### TASK OBJECTIVE
Reproduce the records below exactly as they appear.

────────────────

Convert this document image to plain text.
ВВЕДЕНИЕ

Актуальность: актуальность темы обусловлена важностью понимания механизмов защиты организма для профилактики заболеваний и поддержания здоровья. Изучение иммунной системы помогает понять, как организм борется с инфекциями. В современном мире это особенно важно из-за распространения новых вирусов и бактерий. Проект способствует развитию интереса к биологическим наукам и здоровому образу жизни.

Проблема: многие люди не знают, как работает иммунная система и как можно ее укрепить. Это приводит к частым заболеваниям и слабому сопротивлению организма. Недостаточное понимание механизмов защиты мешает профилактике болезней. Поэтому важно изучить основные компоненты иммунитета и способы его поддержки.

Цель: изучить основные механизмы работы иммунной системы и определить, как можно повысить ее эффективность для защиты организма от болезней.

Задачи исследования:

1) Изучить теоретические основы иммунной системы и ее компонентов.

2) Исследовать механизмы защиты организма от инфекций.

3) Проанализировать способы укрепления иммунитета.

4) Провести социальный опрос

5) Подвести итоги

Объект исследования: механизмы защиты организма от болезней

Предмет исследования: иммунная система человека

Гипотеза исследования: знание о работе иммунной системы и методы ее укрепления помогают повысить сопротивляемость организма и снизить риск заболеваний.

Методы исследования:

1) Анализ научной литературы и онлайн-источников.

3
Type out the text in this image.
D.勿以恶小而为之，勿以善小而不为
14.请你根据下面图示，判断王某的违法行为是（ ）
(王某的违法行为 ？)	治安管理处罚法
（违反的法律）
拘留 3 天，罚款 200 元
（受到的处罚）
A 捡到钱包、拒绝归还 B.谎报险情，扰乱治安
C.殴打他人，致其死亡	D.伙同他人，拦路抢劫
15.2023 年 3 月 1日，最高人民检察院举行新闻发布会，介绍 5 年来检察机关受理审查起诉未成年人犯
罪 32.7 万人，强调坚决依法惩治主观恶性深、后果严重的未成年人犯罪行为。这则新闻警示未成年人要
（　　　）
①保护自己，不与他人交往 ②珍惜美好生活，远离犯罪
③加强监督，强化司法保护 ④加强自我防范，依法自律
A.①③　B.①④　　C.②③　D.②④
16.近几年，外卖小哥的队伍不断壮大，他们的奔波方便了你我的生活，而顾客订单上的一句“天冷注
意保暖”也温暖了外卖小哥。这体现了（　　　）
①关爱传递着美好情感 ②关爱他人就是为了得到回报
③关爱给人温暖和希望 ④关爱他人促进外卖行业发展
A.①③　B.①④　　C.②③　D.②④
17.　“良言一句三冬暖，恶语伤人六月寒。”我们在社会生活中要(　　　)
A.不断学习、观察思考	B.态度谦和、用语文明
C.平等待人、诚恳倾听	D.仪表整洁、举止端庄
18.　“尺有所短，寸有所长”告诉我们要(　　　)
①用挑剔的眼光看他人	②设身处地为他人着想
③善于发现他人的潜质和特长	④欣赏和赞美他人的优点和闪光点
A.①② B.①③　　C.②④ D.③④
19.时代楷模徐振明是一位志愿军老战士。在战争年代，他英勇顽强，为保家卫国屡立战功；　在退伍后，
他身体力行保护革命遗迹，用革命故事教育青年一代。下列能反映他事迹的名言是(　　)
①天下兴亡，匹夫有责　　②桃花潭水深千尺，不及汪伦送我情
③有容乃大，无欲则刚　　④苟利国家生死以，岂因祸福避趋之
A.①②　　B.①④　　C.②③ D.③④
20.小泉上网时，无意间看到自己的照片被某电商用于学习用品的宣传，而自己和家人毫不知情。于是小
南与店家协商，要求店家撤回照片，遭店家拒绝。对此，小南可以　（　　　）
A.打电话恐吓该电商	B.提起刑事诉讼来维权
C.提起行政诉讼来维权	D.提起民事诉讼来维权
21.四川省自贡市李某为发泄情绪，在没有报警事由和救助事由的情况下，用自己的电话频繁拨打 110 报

────────────────

### CORRECT RESPONSE
Convert this document image to plain text.
ВВЕДЕНИЕ

Актуальность: актуальность темы обусловлена важностью понимания механизмов защиты организма для профилактики заболеваний и поддержания здоровья. Изучение иммунной системы помогает понять, как организм борется с инфекциями. В современном мире это особенно важно из-за распространения новых вирусов и бактерий. Проект способствует развитию интереса к биологическим наукам и здоровому образу жизни.

Проблема: многие люди не знают, как работает иммунная система и как можно ее укрепить. Это приводит к частым заболеваниям и слабому сопротивлению организма. Недостаточное понимание механизмов защиты мешает профилактике болезней. Поэтому важно изучить основные компоненты иммунитета и способы его поддержки.

Цель: изучить основные механизмы работы иммунной системы и определить, как можно повысить ее эффективность для защиты организма от болезней.

Задачи исследования:

1) Изучить теоретические основы иммунной системы и ее компонентов.

2) Исследовать механизмы защиты организма от инфекций.

3) Проанализировать способы укрепления иммунитета.

4) Провести социальный опрос

5) Подвести итоги

Объект исследования: механизмы защиты организма от болезней

Предмет исследования: иммунная система человека

Гипотеза исследования: знание о работе иммунной системы и методы ее укрепления помогают повысить сопротивляемость организма и снизить риск заболеваний.

Методы исследования:

1) Анализ научной литературы и онлайн-источников.

3
Type out the text in this image.
D.勿以恶小而为之，勿以善小而不为
14.请你根据下面图示，判断王某的违法行为是（ ）
(王某的违法行为 ？)	治安管理处罚法
（违反的法律）
拘留 3 天，罚款 200 元
（受到的处罚）
A 捡到钱包、拒绝归还 B.谎报险情，扰乱治安
C.殴打他人，致其死亡	D.伙同他人，拦路抢劫
15.2023 年 3 月 1日，最高人民检察院举行新闻发布会，介绍 5 年来检察机关受理审查起诉未成年人犯
罪 32.7 万人，强调坚决依法惩治主观恶性深、后果严重的未成年人犯罪行为。这则新闻警示未成年人要
（　　　）
①保护自己，不与他人交往 ②珍惜美好生活，远离犯罪
③加强监督，强化司法保护 ④加强自我防范，依法自律
A.①③　B.①④　　C.②③　D.②④
16.近几年，外卖小哥的队伍不断壮大，他们的奔波方便了你我的生活，而顾客订单上的一句“天冷注
意保暖”也温暖了外卖小哥。这体现了（　　　）
①关爱传递着美好情感 ②关爱他人就是为了得到回报
③关爱给人温暖和希望 ④关爱他人促进外卖行业发展
A.①③　B.①④　　C.②③　D.②④
17.　“良言一句三冬暖，恶语伤人六月寒。”我们在社会生活中要(　　　)
A.不断学习、观察思考	B.态度谦和、用语文明
C.平等待人、诚恳倾听	D.仪表整洁、举止端庄
18.　“尺有所短，寸有所长”告诉我们要(　　　)
①用挑剔的眼光看他人	②设身处地为他人着想
③善于发现他人的潜质和特长	④欣赏和赞美他人的优点和闪光点
A.①② B.①③　　C.②④ D.③④
19.时代楷模徐振明是一位志愿军老战士。在战争年代，他英勇顽强，为保家卫国屡立战功；　在退伍后，
他身体力行保护革命遗迹，用革命故事教育青年一代。下列能反映他事迹的名言是(　　)
①天下兴亡，匹夫有责　　②桃花潭水深千尺，不及汪伦送我情
③有容乃大，无欲则刚　　④苟利国家生死以，岂因祸福避趋之
A.①②　　B.①④　　C.②③ D.③④
20.小泉上网时，无意间看到自己的照片被某电商用于学习用品的宣传，而自己和家人毫不知情。于是小
南与店家协商，要求店家撤回照片，遭店家拒绝。对此，小南可以　（　　　）
A.打电话恐吓该电商	B.提起刑事诉讼来维权
C.提起行政诉讼来维权	D.提起民事诉讼来维权
21.四川省自贡市李某为发泄情绪，在没有报警事由和救助事由的情况下，用自己的电话频繁拨打 110 报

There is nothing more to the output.